- [Provided information]:

— begin —

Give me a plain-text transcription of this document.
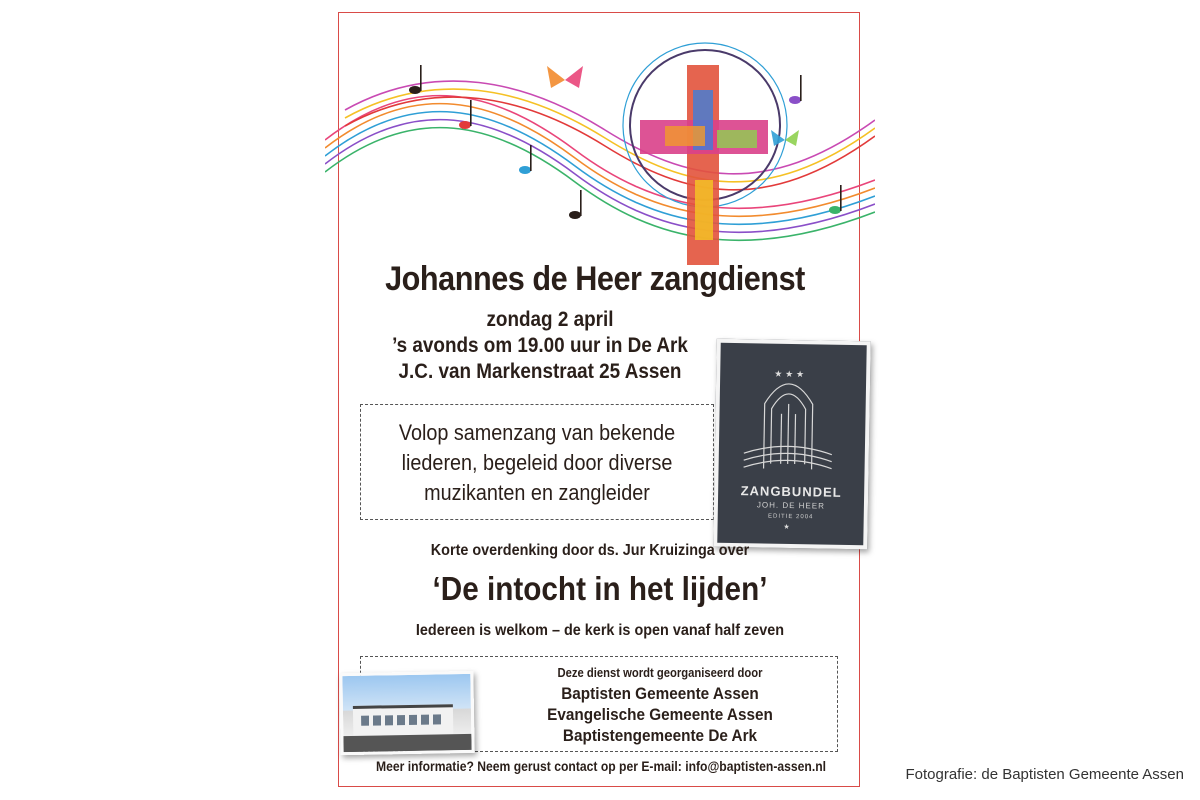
Johannes de Heer zangdienst
zondag 2 april
’s avonds om 19.00 uur in De Ark
J.C. van Markenstraat 25 Assen
Volop samenzang van bekende
liederen, begeleid door diverse
muzikanten en zangleider
★ ★ ★
★
ZANGBUNDEL
JOH. DE HEER
EDITIE 2004
Korte overdenking door ds. Jur Kruizinga over
‘De intocht in het lijden’
Iedereen is welkom – de kerk is open vanaf half zeven
Deze dienst wordt georganiseerd door
Baptisten Gemeente Assen
Evangelische Gemeente Assen
Baptistengemeente De Ark
Meer informatie? Neem gerust contact op per E-mail: info@baptisten-assen.nl	Fotografie: de Baptisten Gemeente Assen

— end —

- [Stated exercise]: Exactly how many lines in the data above contain the word "door"? Respond with the number and nothing more.

- [Result of the exercise]: 3